Write out each line in which the string "Humanities" is present.

# # # # #

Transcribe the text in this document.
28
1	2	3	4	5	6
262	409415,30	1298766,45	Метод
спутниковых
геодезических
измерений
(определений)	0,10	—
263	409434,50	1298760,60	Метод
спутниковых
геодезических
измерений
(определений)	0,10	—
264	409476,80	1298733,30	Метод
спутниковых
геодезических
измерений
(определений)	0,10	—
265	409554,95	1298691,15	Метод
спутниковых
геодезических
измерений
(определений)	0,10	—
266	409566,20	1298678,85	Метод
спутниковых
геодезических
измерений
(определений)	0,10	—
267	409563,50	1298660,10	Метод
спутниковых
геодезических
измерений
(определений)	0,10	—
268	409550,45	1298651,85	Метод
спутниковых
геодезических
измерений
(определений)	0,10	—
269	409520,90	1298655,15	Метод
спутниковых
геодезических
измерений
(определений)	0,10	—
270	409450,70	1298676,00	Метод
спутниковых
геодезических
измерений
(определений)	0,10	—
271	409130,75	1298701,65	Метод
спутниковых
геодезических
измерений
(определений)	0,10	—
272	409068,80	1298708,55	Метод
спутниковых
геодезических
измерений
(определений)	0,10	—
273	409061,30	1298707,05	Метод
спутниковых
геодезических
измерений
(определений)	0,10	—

# # # # #

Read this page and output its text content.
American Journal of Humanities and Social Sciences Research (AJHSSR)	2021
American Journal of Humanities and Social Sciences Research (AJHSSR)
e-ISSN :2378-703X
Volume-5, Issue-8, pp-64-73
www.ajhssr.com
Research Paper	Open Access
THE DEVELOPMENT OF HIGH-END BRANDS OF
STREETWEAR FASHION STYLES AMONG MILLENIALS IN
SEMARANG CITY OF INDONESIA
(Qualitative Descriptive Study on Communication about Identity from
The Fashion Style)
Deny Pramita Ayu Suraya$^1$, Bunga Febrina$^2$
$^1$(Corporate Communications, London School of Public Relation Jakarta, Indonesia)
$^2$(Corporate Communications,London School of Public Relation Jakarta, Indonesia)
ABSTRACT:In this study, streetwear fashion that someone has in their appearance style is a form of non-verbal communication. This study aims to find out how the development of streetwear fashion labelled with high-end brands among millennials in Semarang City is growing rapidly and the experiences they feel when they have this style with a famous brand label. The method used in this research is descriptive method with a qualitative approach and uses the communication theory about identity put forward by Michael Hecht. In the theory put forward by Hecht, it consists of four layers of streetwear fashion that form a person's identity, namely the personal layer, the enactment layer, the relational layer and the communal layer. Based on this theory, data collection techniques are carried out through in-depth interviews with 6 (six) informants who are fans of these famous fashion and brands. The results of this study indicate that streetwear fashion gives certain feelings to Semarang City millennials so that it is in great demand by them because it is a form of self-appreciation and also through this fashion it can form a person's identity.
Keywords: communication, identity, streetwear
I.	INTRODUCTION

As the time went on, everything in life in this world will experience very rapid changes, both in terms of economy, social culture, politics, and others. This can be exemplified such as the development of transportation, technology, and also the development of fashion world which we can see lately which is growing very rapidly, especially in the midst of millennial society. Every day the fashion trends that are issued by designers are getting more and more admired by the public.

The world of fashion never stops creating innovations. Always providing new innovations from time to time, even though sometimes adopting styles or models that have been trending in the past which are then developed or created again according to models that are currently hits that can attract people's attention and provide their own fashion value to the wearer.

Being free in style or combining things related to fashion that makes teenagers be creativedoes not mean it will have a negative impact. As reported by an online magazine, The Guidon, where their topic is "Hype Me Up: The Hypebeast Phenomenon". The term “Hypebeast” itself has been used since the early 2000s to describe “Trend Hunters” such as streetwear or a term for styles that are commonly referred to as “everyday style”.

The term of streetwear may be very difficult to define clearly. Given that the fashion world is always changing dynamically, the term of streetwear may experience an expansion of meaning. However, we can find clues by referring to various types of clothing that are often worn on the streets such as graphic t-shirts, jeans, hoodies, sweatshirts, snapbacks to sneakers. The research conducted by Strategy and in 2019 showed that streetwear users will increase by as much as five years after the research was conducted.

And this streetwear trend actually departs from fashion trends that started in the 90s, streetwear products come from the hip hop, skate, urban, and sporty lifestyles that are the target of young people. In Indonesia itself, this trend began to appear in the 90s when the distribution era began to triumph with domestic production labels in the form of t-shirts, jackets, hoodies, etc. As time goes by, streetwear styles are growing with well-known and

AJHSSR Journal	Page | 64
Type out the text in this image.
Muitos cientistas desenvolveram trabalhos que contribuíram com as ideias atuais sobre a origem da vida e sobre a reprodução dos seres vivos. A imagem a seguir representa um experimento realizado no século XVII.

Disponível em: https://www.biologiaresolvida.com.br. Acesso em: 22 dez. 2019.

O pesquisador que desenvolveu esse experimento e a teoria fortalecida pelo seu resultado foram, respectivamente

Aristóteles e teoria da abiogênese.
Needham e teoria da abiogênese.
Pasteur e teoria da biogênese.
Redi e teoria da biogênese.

# # # # #

## FULL OUTPUT
American Journal of Humanities and Social Sciences Research (AJHSSR)	2021
American Journal of Humanities and Social Sciences Research (AJHSSR)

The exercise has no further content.